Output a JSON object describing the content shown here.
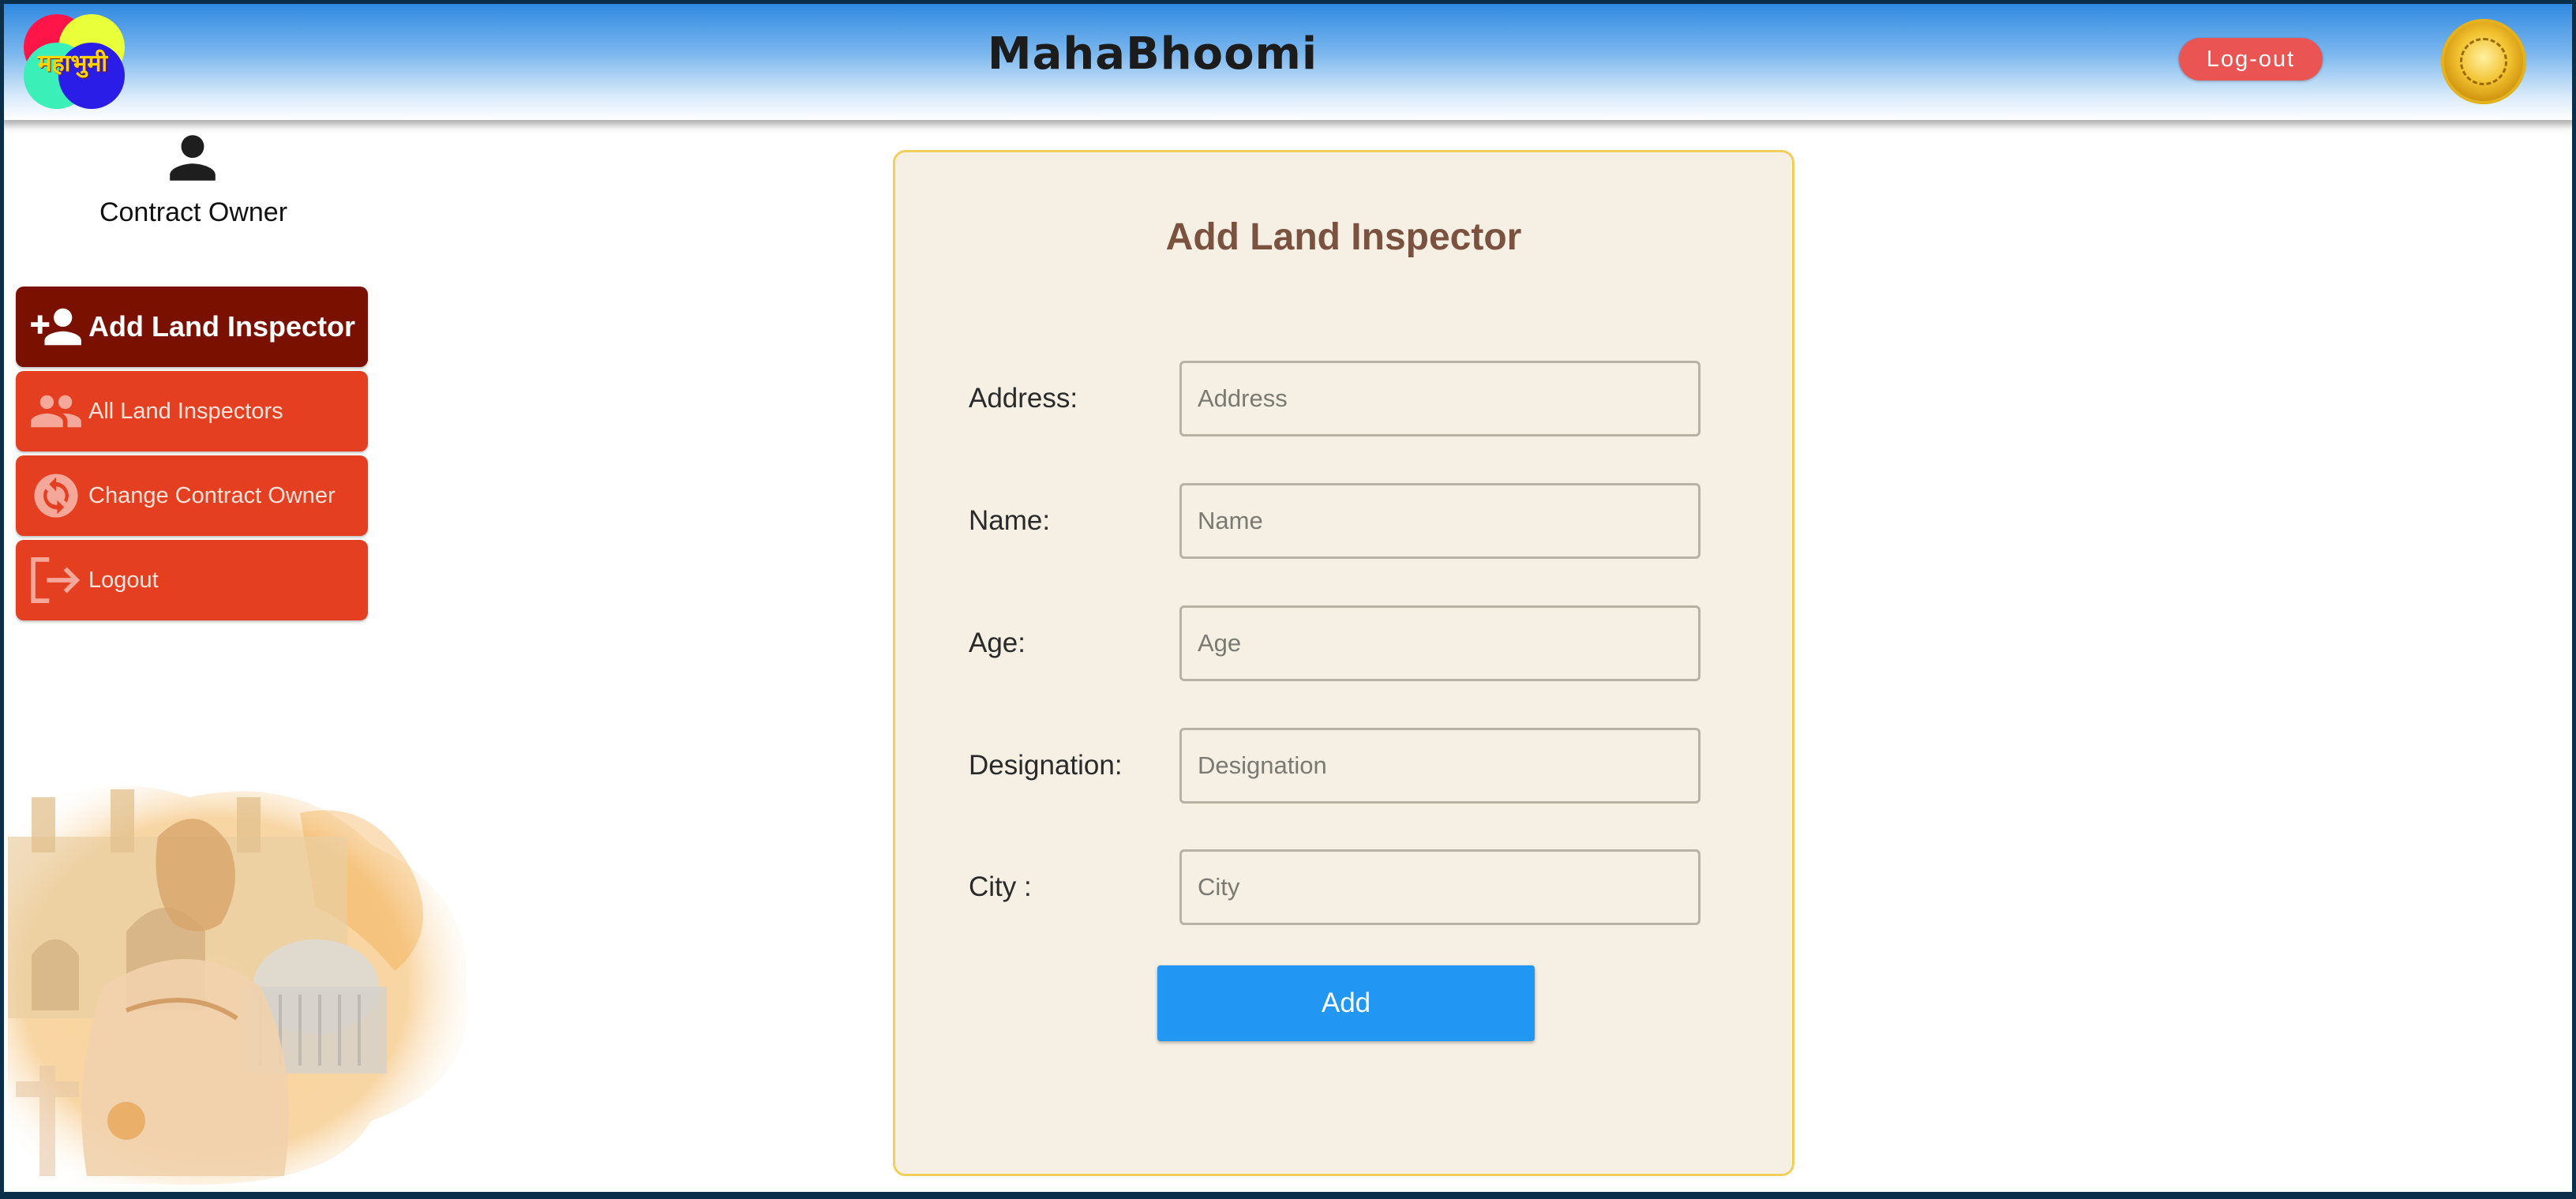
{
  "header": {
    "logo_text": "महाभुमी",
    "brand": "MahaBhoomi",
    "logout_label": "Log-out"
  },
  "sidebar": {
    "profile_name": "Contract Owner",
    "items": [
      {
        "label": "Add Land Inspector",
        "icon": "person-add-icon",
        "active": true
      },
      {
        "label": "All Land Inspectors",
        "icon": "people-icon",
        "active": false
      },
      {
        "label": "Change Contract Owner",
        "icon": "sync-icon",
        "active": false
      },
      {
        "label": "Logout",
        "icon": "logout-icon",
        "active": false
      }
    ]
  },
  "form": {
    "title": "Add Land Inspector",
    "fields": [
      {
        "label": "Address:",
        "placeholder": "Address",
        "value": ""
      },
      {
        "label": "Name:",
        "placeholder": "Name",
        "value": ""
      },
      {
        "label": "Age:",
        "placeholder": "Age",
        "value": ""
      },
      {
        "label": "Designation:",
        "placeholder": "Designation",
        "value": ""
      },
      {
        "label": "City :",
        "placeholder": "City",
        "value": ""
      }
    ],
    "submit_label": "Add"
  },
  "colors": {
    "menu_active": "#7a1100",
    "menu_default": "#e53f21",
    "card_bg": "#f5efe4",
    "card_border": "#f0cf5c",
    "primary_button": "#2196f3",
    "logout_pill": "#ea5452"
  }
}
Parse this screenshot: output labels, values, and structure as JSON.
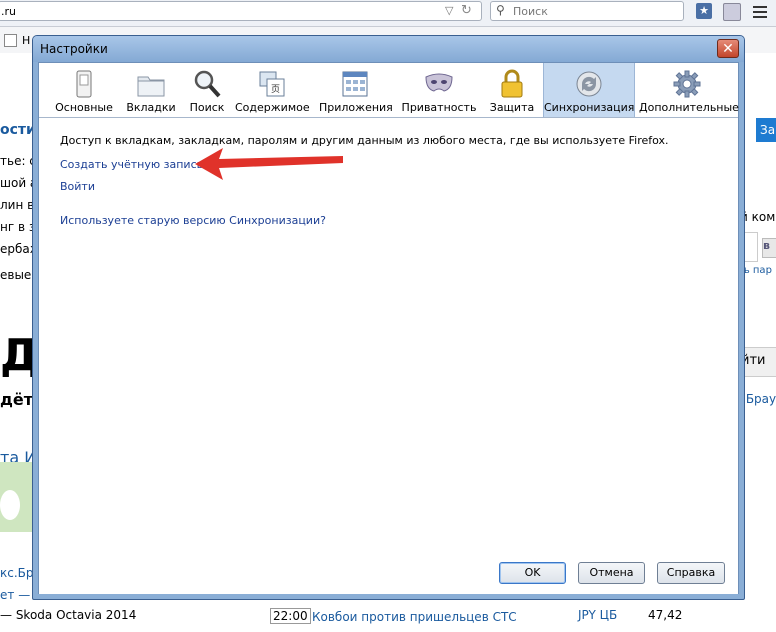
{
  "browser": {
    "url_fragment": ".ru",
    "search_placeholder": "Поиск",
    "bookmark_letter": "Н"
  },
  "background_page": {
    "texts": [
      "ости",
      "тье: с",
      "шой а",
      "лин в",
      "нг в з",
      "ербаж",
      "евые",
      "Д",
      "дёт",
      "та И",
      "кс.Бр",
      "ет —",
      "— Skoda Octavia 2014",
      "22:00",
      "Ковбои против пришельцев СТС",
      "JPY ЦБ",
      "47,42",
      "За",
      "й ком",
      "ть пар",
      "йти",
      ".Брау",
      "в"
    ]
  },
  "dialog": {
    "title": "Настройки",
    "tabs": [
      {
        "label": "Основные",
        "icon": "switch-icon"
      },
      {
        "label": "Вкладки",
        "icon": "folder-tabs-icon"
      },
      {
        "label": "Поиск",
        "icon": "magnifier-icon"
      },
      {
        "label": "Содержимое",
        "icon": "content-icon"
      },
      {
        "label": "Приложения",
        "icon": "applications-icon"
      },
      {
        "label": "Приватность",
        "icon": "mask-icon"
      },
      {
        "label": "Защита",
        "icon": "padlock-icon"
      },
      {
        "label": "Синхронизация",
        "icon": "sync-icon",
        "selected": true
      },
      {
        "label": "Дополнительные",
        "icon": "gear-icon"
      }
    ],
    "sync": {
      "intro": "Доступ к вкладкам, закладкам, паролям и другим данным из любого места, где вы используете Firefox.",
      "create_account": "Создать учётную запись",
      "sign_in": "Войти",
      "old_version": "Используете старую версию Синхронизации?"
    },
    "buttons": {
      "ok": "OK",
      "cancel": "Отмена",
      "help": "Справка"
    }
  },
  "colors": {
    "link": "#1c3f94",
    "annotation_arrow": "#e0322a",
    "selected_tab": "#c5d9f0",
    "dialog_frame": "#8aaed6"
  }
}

================================

Leave out the pictures and transcribe everything else exactly.

Output a JSON object describing the content shown here.
{
  "header": {
    "logo_text": "महाभुमी",
    "brand": "MahaBhoomi",
    "logout_label": "Log-out"
  },
  "sidebar": {
    "profile_name": "Contract Owner",
    "items": [
      {
        "label": "Add Land Inspector",
        "icon": "person-add-icon",
        "active": true
      },
      {
        "label": "All Land Inspectors",
        "icon": "people-icon",
        "active": false
      },
      {
        "label": "Change Contract Owner",
        "icon": "sync-icon",
        "active": false
      },
      {
        "label": "Logout",
        "icon": "logout-icon",
        "active": false
      }
    ]
  },
  "form": {
    "title": "Add Land Inspector",
    "fields": [
      {
        "label": "Address:",
        "placeholder": "Address",
        "value": ""
      },
      {
        "label": "Name:",
        "placeholder": "Name",
        "value": ""
      },
      {
        "label": "Age:",
        "placeholder": "Age",
        "value": ""
      },
      {
        "label": "Designation:",
        "placeholder": "Designation",
        "value": ""
      },
      {
        "label": "City :",
        "placeholder": "City",
        "value": ""
      }
    ],
    "submit_label": "Add"
  },
  "colors": {
    "menu_active": "#7a1100",
    "menu_default": "#e53f21",
    "card_bg": "#f5efe4",
    "card_border": "#f0cf5c",
    "primary_button": "#2196f3",
    "logout_pill": "#ea5452"
  }
}
Parse this screenshot: output labels, values, and structure as JSON.
{
  "browser": {
    "url_fragment": ".ru",
    "search_placeholder": "Поиск",
    "bookmark_letter": "Н"
  },
  "background_page": {
    "texts": [
      "ости",
      "тье: с",
      "шой а",
      "лин в",
      "нг в з",
      "ербаж",
      "евые",
      "Д",
      "дёт",
      "та И",
      "кс.Бр",
      "ет —",
      "— Skoda Octavia 2014",
      "22:00",
      "Ковбои против пришельцев СТС",
      "JPY ЦБ",
      "47,42",
      "За",
      "й ком",
      "ть пар",
      "йти",
      ".Брау",
      "в"
    ]
  },
  "dialog": {
    "title": "Настройки",
    "tabs": [
      {
        "label": "Основные",
        "icon": "switch-icon"
      },
      {
        "label": "Вкладки",
        "icon": "folder-tabs-icon"
      },
      {
        "label": "Поиск",
        "icon": "magnifier-icon"
      },
      {
        "label": "Содержимое",
        "icon": "content-icon"
      },
      {
        "label": "Приложения",
        "icon": "applications-icon"
      },
      {
        "label": "Приватность",
        "icon": "mask-icon"
      },
      {
        "label": "Защита",
        "icon": "padlock-icon"
      },
      {
        "label": "Синхронизация",
        "icon": "sync-icon",
        "selected": true
      },
      {
        "label": "Дополнительные",
        "icon": "gear-icon"
      }
    ],
    "sync": {
      "intro": "Доступ к вкладкам, закладкам, паролям и другим данным из любого места, где вы используете Firefox.",
      "create_account": "Создать учётную запись",
      "sign_in": "Войти",
      "old_version": "Используете старую версию Синхронизации?"
    },
    "buttons": {
      "ok": "OK",
      "cancel": "Отмена",
      "help": "Справка"
    }
  },
  "colors": {
    "link": "#1c3f94",
    "annotation_arrow": "#e0322a",
    "selected_tab": "#c5d9f0",
    "dialog_frame": "#8aaed6"
  }
}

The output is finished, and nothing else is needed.